Each line containing the word "扩充套件电缆插座" needs to be copied.

---- Data lines

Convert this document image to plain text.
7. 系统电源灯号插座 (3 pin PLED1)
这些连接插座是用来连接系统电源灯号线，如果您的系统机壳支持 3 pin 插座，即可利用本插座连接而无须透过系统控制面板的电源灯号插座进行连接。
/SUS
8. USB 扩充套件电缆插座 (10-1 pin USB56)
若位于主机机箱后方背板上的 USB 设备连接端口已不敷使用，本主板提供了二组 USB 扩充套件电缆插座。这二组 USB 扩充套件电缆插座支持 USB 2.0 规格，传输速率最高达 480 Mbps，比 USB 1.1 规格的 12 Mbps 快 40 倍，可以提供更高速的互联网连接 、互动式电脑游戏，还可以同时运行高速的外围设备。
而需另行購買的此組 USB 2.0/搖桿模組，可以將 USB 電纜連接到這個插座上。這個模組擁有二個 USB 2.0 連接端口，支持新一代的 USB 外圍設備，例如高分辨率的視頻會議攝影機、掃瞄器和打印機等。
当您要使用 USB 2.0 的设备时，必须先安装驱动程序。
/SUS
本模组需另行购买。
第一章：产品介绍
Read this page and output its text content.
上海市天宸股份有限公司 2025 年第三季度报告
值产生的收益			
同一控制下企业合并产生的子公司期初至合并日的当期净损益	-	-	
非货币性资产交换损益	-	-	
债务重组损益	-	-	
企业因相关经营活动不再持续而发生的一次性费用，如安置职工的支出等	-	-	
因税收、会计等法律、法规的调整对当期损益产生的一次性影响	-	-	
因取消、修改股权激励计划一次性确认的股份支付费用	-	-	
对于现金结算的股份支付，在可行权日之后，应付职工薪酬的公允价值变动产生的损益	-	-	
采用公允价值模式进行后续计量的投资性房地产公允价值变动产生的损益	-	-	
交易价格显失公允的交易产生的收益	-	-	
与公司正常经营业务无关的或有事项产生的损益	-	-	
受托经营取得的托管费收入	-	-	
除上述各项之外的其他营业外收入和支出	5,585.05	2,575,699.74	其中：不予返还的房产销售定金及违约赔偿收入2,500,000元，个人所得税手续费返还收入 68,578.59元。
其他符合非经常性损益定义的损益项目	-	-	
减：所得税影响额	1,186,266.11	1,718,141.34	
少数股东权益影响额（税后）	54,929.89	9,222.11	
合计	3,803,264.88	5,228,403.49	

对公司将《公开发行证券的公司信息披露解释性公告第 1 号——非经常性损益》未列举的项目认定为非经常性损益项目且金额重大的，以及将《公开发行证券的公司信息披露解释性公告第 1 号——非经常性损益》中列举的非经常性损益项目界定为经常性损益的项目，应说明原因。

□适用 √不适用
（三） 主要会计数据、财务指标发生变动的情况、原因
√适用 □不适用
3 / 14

--------

### Result of the exercise
8. USB 扩充套件电缆插座 (10-1 pin USB56)
若位于主机机箱后方背板上的 USB 设备连接端口已不敷使用，本主板提供了二组 USB 扩充套件电缆插座。这二组 USB 扩充套件电缆插座支持 USB 2.0 规格，传输速率最高达 480 Mbps，比 USB 1.1 规格的 12 Mbps 快 40 倍，可以提供更高速的互联网连接 、互动式电脑游戏，还可以同时运行高速的外围设备。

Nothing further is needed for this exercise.